Dataset items:
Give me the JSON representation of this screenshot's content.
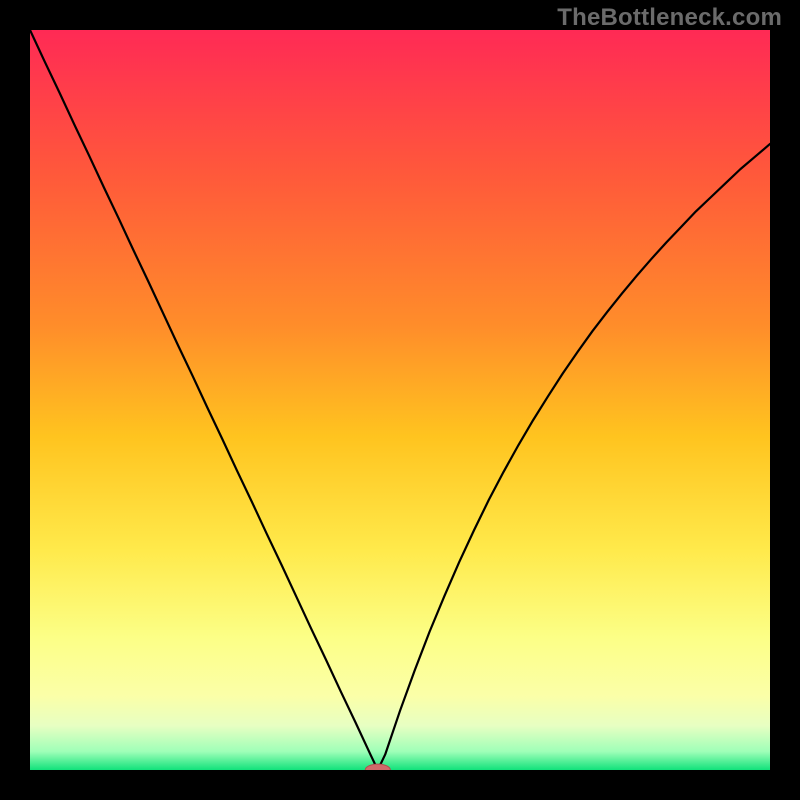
{
  "watermark": {
    "text": "TheBottleneck.com"
  },
  "colors": {
    "black": "#000000",
    "line": "#000000",
    "marker_fill": "#d06a6a",
    "marker_stroke": "#b24f4f",
    "gradient_stops": [
      {
        "pct": 0,
        "color": "#ff2a55"
      },
      {
        "pct": 20,
        "color": "#ff5a3a"
      },
      {
        "pct": 40,
        "color": "#ff8d2a"
      },
      {
        "pct": 55,
        "color": "#ffc41f"
      },
      {
        "pct": 70,
        "color": "#ffe94a"
      },
      {
        "pct": 82,
        "color": "#fcff86"
      },
      {
        "pct": 90,
        "color": "#fbffa8"
      },
      {
        "pct": 94,
        "color": "#e7ffc2"
      },
      {
        "pct": 97.5,
        "color": "#9fffb8"
      },
      {
        "pct": 100,
        "color": "#11e27b"
      }
    ]
  },
  "chart_data": {
    "type": "line",
    "title": "",
    "xlabel": "",
    "ylabel": "",
    "xlim": [
      0,
      100
    ],
    "ylim": [
      0,
      100
    ],
    "x": [
      0,
      2,
      4,
      6,
      8,
      10,
      12,
      14,
      16,
      18,
      20,
      22,
      24,
      26,
      28,
      30,
      32,
      34,
      36,
      38,
      40,
      42,
      44,
      46,
      47,
      48,
      50,
      52,
      54,
      56,
      58,
      60,
      62,
      64,
      66,
      68,
      70,
      72,
      74,
      76,
      78,
      80,
      82,
      84,
      86,
      88,
      90,
      92,
      94,
      96,
      98,
      100
    ],
    "values": [
      100,
      95.7,
      91.5,
      87.2,
      83,
      78.7,
      74.5,
      70.2,
      66,
      61.7,
      57.4,
      53.2,
      48.9,
      44.7,
      40.4,
      36.2,
      31.9,
      27.7,
      23.4,
      19.1,
      14.9,
      10.6,
      6.4,
      2.1,
      0,
      2.1,
      8,
      13.5,
      18.7,
      23.5,
      28.1,
      32.4,
      36.5,
      40.3,
      43.9,
      47.3,
      50.5,
      53.6,
      56.5,
      59.3,
      61.9,
      64.4,
      66.8,
      69.1,
      71.3,
      73.4,
      75.5,
      77.4,
      79.3,
      81.2,
      82.9,
      84.6
    ],
    "marker": {
      "x": 47,
      "y": 0,
      "rx": 1.7,
      "ry": 0.8
    },
    "annotations": []
  }
}
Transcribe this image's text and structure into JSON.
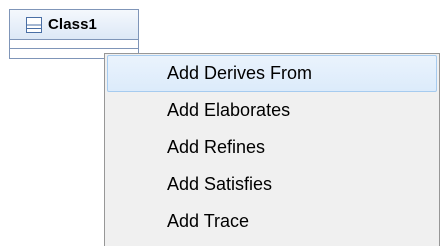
{
  "diagram": {
    "class_node": {
      "name": "Class1",
      "icon": "class-icon"
    }
  },
  "context_menu": {
    "items": [
      {
        "label": "Add Derives From",
        "highlighted": true
      },
      {
        "label": "Add Elaborates",
        "highlighted": false
      },
      {
        "label": "Add Refines",
        "highlighted": false
      },
      {
        "label": "Add Satisfies",
        "highlighted": false
      },
      {
        "label": "Add Trace",
        "highlighted": false
      }
    ]
  },
  "colors": {
    "node_border": "#7f95b8",
    "menu_background": "#f0f0f0",
    "menu_highlight": "#dcebfb",
    "menu_highlight_border": "#a6cbef"
  }
}
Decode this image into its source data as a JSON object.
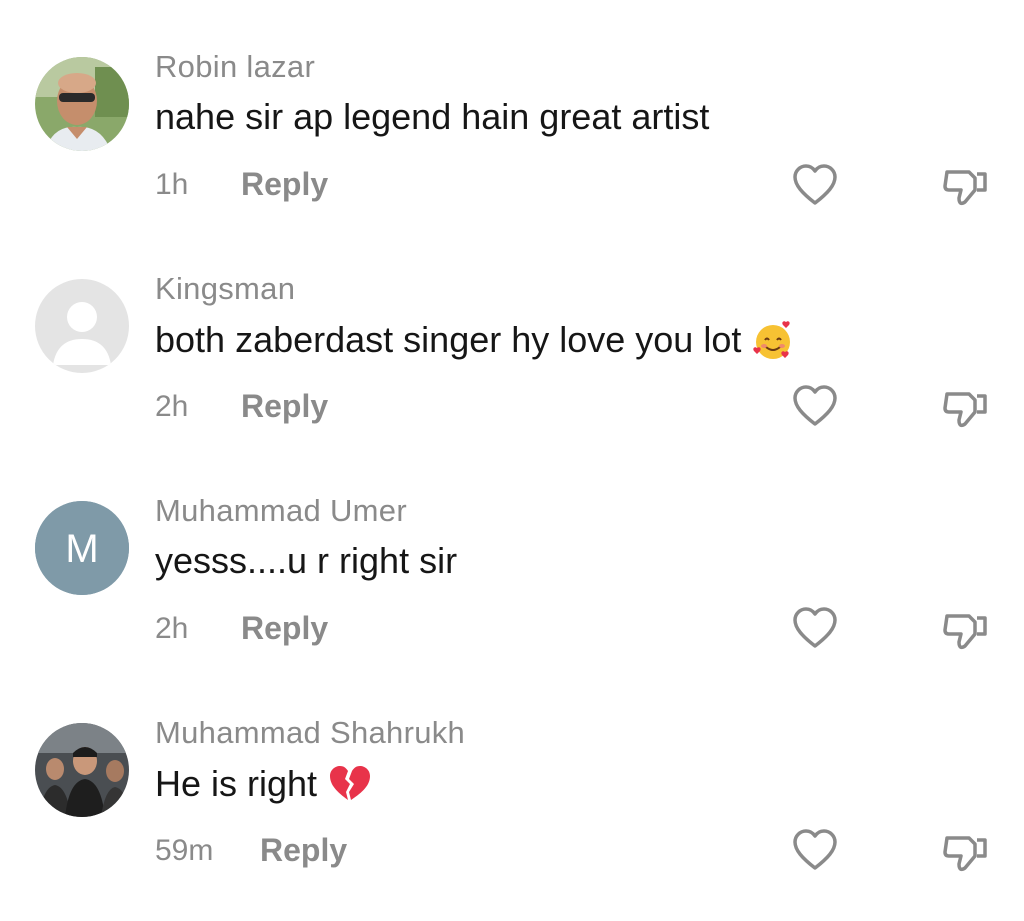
{
  "comments": [
    {
      "username": "Robin lazar",
      "text": "nahe sir ap legend hain great artist",
      "time": "1h",
      "reply_label": "Reply",
      "avatar": "photo-man-sunglasses",
      "emoji": ""
    },
    {
      "username": "Kingsman",
      "text": "both zaberdast singer hy love you lot",
      "time": "2h",
      "reply_label": "Reply",
      "avatar": "default-user-icon",
      "emoji": "smiling-face-with-hearts"
    },
    {
      "username": "Muhammad Umer",
      "text": "yesss....u r right sir",
      "time": "2h",
      "reply_label": "Reply",
      "avatar": "letter-avatar",
      "avatar_letter": "M",
      "avatar_color": "#7f9aa8",
      "emoji": ""
    },
    {
      "username": "Muhammad Shahrukh",
      "text": "He is right",
      "time": "59m",
      "reply_label": "Reply",
      "avatar": "photo-group",
      "emoji": "broken-heart"
    }
  ],
  "colors": {
    "username": "#8a8a8a",
    "text": "#161616",
    "icon": "#8a8a8a"
  },
  "icons": {
    "like": "heart-outline-icon",
    "dislike": "thumbs-down-outline-icon"
  }
}
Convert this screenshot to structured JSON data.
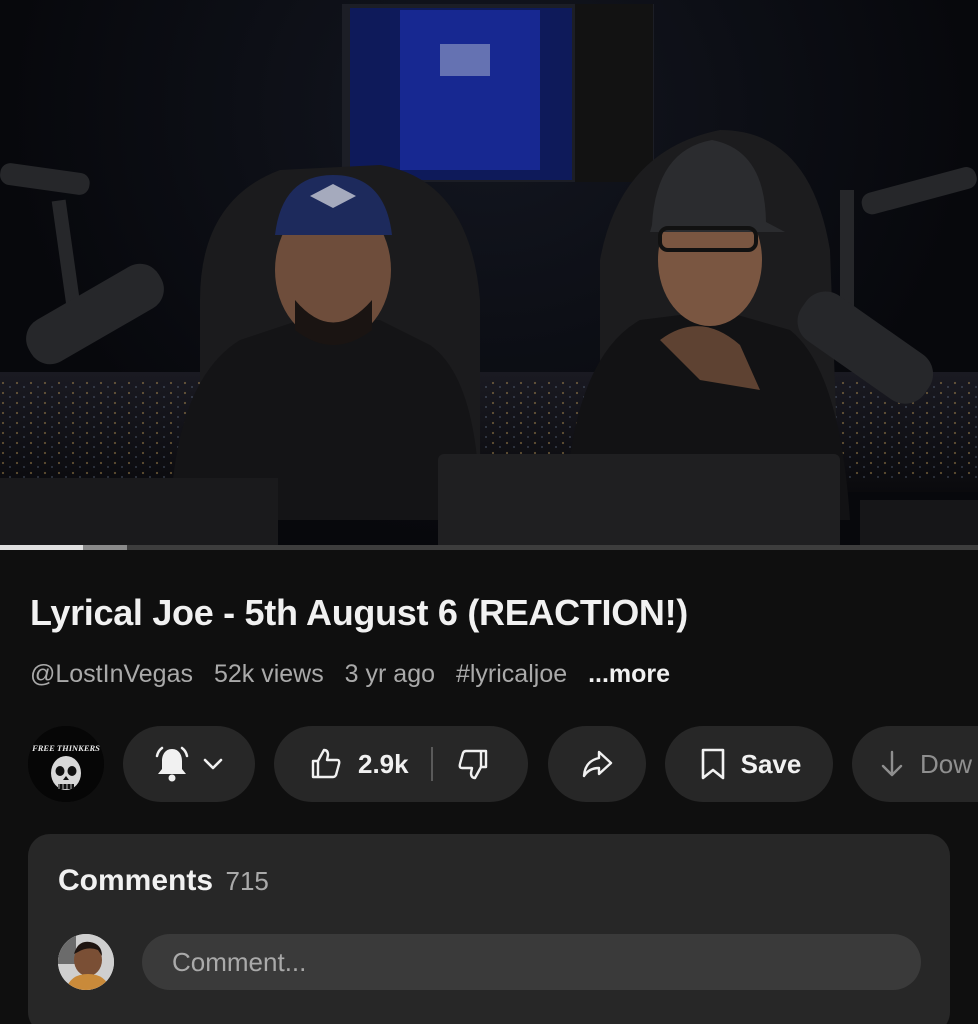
{
  "video": {
    "progress_played": 0.085,
    "progress_buffered": 0.13
  },
  "info": {
    "title": "Lyrical Joe - 5th August 6 (REACTION!)",
    "channel_handle": "@LostInVegas",
    "views": "52k views",
    "age": "3 yr ago",
    "hashtag": "#lyricaljoe",
    "more_label": "...more"
  },
  "actions": {
    "channel_avatar_text": "FREE THINKERS",
    "like_count": "2.9k",
    "save_label": "Save",
    "download_label": "Dow"
  },
  "icons": {
    "bell": "bell-icon",
    "chevron": "chevron-down-icon",
    "like": "thumbs-up-icon",
    "dislike": "thumbs-down-icon",
    "share": "share-icon",
    "save": "bookmark-icon",
    "download": "download-icon"
  },
  "comments": {
    "label": "Comments",
    "count": "715",
    "placeholder": "Comment..."
  }
}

● WORK REQUIRED
From the entries above, extract each line containing "outline".

● PROBLEM SOLUTION
    "like": "heart-outline-icon",
    "dislike": "thumbs-down-outline-icon"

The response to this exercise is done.